Pick out each line containing the string "photo" and copy it.

__Task inputs__.
+++

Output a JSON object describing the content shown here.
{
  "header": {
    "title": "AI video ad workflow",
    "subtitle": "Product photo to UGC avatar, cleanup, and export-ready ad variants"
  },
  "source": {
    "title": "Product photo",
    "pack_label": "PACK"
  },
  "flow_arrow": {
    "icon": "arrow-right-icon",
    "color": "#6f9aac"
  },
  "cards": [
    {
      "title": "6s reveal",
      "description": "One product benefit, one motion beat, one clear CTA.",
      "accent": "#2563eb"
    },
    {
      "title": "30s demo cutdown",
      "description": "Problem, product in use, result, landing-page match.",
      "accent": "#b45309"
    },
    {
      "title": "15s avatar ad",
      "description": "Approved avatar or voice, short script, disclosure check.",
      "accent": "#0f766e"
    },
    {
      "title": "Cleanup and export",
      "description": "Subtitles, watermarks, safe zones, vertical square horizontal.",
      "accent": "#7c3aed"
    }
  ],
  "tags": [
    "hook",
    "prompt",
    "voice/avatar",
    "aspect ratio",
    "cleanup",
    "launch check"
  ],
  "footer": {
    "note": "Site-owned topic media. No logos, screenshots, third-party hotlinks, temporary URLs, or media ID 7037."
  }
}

+++

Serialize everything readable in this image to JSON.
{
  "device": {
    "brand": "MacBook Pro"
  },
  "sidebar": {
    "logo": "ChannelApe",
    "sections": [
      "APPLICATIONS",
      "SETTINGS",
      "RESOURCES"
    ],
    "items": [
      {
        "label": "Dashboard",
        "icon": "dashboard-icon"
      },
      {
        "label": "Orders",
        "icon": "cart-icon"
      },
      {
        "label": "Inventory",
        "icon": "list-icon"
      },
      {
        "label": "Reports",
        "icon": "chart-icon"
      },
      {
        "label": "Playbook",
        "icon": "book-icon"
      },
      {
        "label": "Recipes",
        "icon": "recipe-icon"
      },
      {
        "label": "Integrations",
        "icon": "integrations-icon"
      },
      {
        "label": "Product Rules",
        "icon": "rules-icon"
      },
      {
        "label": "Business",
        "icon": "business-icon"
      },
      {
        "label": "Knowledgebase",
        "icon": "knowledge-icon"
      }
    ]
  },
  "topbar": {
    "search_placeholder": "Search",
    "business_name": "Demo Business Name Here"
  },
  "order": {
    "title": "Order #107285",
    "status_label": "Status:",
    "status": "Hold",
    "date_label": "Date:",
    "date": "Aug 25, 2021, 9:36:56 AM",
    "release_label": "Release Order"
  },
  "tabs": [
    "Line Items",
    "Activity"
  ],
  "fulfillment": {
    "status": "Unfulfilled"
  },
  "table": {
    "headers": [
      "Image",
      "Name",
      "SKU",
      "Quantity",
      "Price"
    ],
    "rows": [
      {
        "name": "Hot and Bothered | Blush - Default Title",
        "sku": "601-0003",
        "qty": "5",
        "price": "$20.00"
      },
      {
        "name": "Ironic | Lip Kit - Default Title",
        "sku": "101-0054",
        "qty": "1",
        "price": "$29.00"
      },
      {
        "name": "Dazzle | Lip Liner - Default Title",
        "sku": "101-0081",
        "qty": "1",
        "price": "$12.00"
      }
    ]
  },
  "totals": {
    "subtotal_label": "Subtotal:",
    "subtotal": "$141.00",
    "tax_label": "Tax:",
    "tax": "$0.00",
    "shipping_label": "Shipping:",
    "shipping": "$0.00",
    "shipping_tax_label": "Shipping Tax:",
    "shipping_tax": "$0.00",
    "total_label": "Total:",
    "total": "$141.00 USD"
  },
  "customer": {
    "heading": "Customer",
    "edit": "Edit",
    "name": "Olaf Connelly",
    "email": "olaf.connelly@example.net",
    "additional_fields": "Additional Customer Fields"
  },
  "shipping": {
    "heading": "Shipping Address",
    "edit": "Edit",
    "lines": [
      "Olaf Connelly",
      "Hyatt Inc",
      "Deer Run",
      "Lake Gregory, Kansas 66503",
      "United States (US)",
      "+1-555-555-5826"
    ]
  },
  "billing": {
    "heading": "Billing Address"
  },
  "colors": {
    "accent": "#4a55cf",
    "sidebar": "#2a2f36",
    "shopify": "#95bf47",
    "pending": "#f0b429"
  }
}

+++

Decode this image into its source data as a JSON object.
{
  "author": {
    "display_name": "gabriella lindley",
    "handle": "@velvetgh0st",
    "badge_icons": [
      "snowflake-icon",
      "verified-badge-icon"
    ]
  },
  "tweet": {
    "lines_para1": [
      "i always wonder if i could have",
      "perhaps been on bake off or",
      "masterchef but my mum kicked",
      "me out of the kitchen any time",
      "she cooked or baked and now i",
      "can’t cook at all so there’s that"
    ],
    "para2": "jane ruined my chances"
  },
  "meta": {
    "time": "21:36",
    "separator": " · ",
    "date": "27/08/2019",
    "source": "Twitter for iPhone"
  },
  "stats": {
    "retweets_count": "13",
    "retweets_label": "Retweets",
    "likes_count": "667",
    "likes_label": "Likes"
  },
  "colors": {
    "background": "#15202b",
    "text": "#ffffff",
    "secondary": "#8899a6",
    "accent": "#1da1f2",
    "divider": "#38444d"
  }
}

+++

__Answer for this exercise__.
    "subtitle": "Product photo to UGC avatar, cleanup, and export-ready ad variants"
    "title": "Product photo",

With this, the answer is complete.